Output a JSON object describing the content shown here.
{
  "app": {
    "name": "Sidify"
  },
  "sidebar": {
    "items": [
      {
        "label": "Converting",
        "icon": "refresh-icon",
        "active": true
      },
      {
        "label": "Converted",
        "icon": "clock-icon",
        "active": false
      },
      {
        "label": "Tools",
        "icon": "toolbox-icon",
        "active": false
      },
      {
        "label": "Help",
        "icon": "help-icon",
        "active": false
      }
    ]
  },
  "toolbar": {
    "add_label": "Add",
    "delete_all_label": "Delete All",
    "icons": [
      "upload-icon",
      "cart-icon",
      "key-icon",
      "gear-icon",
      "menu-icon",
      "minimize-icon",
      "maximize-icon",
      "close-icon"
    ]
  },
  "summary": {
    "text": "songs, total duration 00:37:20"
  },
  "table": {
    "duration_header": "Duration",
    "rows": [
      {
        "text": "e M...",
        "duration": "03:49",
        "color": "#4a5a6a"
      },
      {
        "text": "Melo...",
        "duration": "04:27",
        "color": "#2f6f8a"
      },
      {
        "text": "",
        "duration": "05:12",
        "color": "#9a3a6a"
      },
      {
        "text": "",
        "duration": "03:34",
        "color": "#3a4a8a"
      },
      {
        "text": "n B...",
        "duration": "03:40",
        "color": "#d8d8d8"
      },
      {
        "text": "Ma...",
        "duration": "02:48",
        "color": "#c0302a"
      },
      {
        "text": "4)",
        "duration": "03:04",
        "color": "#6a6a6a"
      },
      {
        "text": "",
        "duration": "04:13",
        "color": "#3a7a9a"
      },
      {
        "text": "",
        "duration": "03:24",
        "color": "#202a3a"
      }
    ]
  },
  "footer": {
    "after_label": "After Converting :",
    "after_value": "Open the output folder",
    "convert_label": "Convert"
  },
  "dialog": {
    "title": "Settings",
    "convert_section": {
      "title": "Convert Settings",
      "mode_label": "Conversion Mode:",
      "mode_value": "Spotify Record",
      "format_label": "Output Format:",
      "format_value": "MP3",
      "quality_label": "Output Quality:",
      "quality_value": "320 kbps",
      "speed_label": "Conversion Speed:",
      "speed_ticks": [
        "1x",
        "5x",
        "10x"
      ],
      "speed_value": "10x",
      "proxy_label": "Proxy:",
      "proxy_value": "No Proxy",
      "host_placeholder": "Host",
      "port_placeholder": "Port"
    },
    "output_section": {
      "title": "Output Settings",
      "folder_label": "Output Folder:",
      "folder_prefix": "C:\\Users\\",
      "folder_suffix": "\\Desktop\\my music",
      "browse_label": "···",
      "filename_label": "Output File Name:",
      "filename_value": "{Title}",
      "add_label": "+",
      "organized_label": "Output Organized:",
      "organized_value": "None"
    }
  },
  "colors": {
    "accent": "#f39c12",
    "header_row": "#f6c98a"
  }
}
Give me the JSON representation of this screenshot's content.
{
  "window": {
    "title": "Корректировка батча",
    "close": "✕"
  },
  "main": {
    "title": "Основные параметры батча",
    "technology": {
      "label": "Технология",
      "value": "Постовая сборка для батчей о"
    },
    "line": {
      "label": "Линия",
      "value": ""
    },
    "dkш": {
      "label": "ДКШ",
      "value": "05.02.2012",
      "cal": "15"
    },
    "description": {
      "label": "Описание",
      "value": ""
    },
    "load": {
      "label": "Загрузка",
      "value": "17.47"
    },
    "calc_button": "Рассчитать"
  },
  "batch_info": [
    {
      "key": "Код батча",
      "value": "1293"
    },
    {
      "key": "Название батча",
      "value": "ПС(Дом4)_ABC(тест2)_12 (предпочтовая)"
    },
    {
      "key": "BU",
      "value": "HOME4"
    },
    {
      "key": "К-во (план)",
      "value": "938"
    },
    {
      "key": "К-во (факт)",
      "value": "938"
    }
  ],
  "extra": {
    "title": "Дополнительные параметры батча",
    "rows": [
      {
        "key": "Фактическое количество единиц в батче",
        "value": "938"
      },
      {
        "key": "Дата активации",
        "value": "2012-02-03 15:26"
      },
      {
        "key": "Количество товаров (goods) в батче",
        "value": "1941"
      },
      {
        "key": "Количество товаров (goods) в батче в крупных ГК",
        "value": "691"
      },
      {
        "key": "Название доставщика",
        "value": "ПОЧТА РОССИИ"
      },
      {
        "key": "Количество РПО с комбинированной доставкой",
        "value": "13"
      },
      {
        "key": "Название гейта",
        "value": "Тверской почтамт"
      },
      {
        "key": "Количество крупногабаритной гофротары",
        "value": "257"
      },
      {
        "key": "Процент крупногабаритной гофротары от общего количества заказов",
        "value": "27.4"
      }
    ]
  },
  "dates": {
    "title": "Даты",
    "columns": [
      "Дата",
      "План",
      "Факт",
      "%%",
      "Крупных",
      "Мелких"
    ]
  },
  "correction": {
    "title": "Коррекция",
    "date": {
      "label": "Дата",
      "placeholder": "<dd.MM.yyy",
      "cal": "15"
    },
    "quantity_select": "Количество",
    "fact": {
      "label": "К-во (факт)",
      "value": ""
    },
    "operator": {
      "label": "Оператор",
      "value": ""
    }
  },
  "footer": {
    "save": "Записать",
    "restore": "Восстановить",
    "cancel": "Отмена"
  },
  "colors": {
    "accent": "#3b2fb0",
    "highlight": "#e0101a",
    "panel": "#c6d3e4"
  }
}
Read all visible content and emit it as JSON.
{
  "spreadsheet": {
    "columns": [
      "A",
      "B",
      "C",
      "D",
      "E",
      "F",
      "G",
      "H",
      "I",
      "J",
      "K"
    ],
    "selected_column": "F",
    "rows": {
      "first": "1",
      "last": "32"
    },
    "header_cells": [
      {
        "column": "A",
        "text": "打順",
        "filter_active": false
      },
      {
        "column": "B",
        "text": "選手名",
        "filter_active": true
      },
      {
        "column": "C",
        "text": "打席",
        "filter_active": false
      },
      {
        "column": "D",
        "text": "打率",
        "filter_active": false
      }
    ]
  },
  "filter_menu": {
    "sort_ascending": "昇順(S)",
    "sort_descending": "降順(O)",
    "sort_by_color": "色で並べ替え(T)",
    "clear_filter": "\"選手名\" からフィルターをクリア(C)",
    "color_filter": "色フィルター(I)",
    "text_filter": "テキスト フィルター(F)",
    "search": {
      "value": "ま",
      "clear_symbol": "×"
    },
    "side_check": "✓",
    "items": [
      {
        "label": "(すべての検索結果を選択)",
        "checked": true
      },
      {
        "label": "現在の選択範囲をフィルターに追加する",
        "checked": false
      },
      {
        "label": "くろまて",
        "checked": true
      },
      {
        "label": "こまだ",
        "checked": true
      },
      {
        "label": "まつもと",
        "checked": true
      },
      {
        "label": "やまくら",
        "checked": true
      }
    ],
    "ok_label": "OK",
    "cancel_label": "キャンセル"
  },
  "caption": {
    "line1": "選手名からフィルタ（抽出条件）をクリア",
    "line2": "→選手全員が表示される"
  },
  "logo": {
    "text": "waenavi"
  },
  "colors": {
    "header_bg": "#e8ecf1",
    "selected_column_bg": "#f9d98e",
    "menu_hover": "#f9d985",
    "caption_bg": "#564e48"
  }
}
******
**PROBLEM REQUIREMENTS**
The records above must be repeated exactly, every one of them.

**FINAL RESULT**
Output a JSON object describing the content shown here.
{
  "app": {
    "name": "Sidify"
  },
  "sidebar": {
    "items": [
      {
        "label": "Converting",
        "icon": "refresh-icon",
        "active": true
      },
      {
        "label": "Converted",
        "icon": "clock-icon",
        "active": false
      },
      {
        "label": "Tools",
        "icon": "toolbox-icon",
        "active": false
      },
      {
        "label": "Help",
        "icon": "help-icon",
        "active": false
      }
    ]
  },
  "toolbar": {
    "add_label": "Add",
    "delete_all_label": "Delete All",
    "icons": [
      "upload-icon",
      "cart-icon",
      "key-icon",
      "gear-icon",
      "menu-icon",
      "minimize-icon",
      "maximize-icon",
      "close-icon"
    ]
  },
  "summary": {
    "text": "songs, total duration 00:37:20"
  },
  "table": {
    "duration_header": "Duration",
    "rows": [
      {
        "text": "e M...",
        "duration": "03:49",
        "color": "#4a5a6a"
      },
      {
        "text": "Melo...",
        "duration": "04:27",
        "color": "#2f6f8a"
      },
      {
        "text": "",
        "duration": "05:12",
        "color": "#9a3a6a"
      },
      {
        "text": "",
        "duration": "03:34",
        "color": "#3a4a8a"
      },
      {
        "text": "n B...",
        "duration": "03:40",
        "color": "#d8d8d8"
      },
      {
        "text": "Ma...",
        "duration": "02:48",
        "color": "#c0302a"
      },
      {
        "text": "4)",
        "duration": "03:04",
        "color": "#6a6a6a"
      },
      {
        "text": "",
        "duration": "04:13",
        "color": "#3a7a9a"
      },
      {
        "text": "",
        "duration": "03:24",
        "color": "#202a3a"
      }
    ]
  },
  "footer": {
    "after_label": "After Converting :",
    "after_value": "Open the output folder",
    "convert_label": "Convert"
  },
  "dialog": {
    "title": "Settings",
    "convert_section": {
      "title": "Convert Settings",
      "mode_label": "Conversion Mode:",
      "mode_value": "Spotify Record",
      "format_label": "Output Format:",
      "format_value": "MP3",
      "quality_label": "Output Quality:",
      "quality_value": "320 kbps",
      "speed_label": "Conversion Speed:",
      "speed_ticks": [
        "1x",
        "5x",
        "10x"
      ],
      "speed_value": "10x",
      "proxy_label": "Proxy:",
      "proxy_value": "No Proxy",
      "host_placeholder": "Host",
      "port_placeholder": "Port"
    },
    "output_section": {
      "title": "Output Settings",
      "folder_label": "Output Folder:",
      "folder_prefix": "C:\\Users\\",
      "folder_suffix": "\\Desktop\\my music",
      "browse_label": "···",
      "filename_label": "Output File Name:",
      "filename_value": "{Title}",
      "add_label": "+",
      "organized_label": "Output Organized:",
      "organized_value": "None"
    }
  },
  "colors": {
    "accent": "#f39c12",
    "header_row": "#f6c98a"
  }
}
Give me the JSON representation of this screenshot's content.
{
  "window": {
    "title": "Корректировка батча",
    "close": "✕"
  },
  "main": {
    "title": "Основные параметры батча",
    "technology": {
      "label": "Технология",
      "value": "Постовая сборка для батчей о"
    },
    "line": {
      "label": "Линия",
      "value": ""
    },
    "dkш": {
      "label": "ДКШ",
      "value": "05.02.2012",
      "cal": "15"
    },
    "description": {
      "label": "Описание",
      "value": ""
    },
    "load": {
      "label": "Загрузка",
      "value": "17.47"
    },
    "calc_button": "Рассчитать"
  },
  "batch_info": [
    {
      "key": "Код батча",
      "value": "1293"
    },
    {
      "key": "Название батча",
      "value": "ПС(Дом4)_ABC(тест2)_12 (предпочтовая)"
    },
    {
      "key": "BU",
      "value": "HOME4"
    },
    {
      "key": "К-во (план)",
      "value": "938"
    },
    {
      "key": "К-во (факт)",
      "value": "938"
    }
  ],
  "extra": {
    "title": "Дополнительные параметры батча",
    "rows": [
      {
        "key": "Фактическое количество единиц в батче",
        "value": "938"
      },
      {
        "key": "Дата активации",
        "value": "2012-02-03 15:26"
      },
      {
        "key": "Количество товаров (goods) в батче",
        "value": "1941"
      },
      {
        "key": "Количество товаров (goods) в батче в крупных ГК",
        "value": "691"
      },
      {
        "key": "Название доставщика",
        "value": "ПОЧТА РОССИИ"
      },
      {
        "key": "Количество РПО с комбинированной доставкой",
        "value": "13"
      },
      {
        "key": "Название гейта",
        "value": "Тверской почтамт"
      },
      {
        "key": "Количество крупногабаритной гофротары",
        "value": "257"
      },
      {
        "key": "Процент крупногабаритной гофротары от общего количества заказов",
        "value": "27.4"
      }
    ]
  },
  "dates": {
    "title": "Даты",
    "columns": [
      "Дата",
      "План",
      "Факт",
      "%%",
      "Крупных",
      "Мелких"
    ]
  },
  "correction": {
    "title": "Коррекция",
    "date": {
      "label": "Дата",
      "placeholder": "<dd.MM.yyy",
      "cal": "15"
    },
    "quantity_select": "Количество",
    "fact": {
      "label": "К-во (факт)",
      "value": ""
    },
    "operator": {
      "label": "Оператор",
      "value": ""
    }
  },
  "footer": {
    "save": "Записать",
    "restore": "Восстановить",
    "cancel": "Отмена"
  },
  "colors": {
    "accent": "#3b2fb0",
    "highlight": "#e0101a",
    "panel": "#c6d3e4"
  }
}
Read all visible content and emit it as JSON.
{
  "spreadsheet": {
    "columns": [
      "A",
      "B",
      "C",
      "D",
      "E",
      "F",
      "G",
      "H",
      "I",
      "J",
      "K"
    ],
    "selected_column": "F",
    "rows": {
      "first": "1",
      "last": "32"
    },
    "header_cells": [
      {
        "column": "A",
        "text": "打順",
        "filter_active": false
      },
      {
        "column": "B",
        "text": "選手名",
        "filter_active": true
      },
      {
        "column": "C",
        "text": "打席",
        "filter_active": false
      },
      {
        "column": "D",
        "text": "打率",
        "filter_active": false
      }
    ]
  },
  "filter_menu": {
    "sort_ascending": "昇順(S)",
    "sort_descending": "降順(O)",
    "sort_by_color": "色で並べ替え(T)",
    "clear_filter": "\"選手名\" からフィルターをクリア(C)",
    "color_filter": "色フィルター(I)",
    "text_filter": "テキスト フィルター(F)",
    "search": {
      "value": "ま",
      "clear_symbol": "×"
    },
    "side_check": "✓",
    "items": [
      {
        "label": "(すべての検索結果を選択)",
        "checked": true
      },
      {
        "label": "現在の選択範囲をフィルターに追加する",
        "checked": false
      },
      {
        "label": "くろまて",
        "checked": true
      },
      {
        "label": "こまだ",
        "checked": true
      },
      {
        "label": "まつもと",
        "checked": true
      },
      {
        "label": "やまくら",
        "checked": true
      }
    ],
    "ok_label": "OK",
    "cancel_label": "キャンセル"
  },
  "caption": {
    "line1": "選手名からフィルタ（抽出条件）をクリア",
    "line2": "→選手全員が表示される"
  },
  "logo": {
    "text": "waenavi"
  },
  "colors": {
    "header_bg": "#e8ecf1",
    "selected_column_bg": "#f9d98e",
    "menu_hover": "#f9d985",
    "caption_bg": "#564e48"
  }
}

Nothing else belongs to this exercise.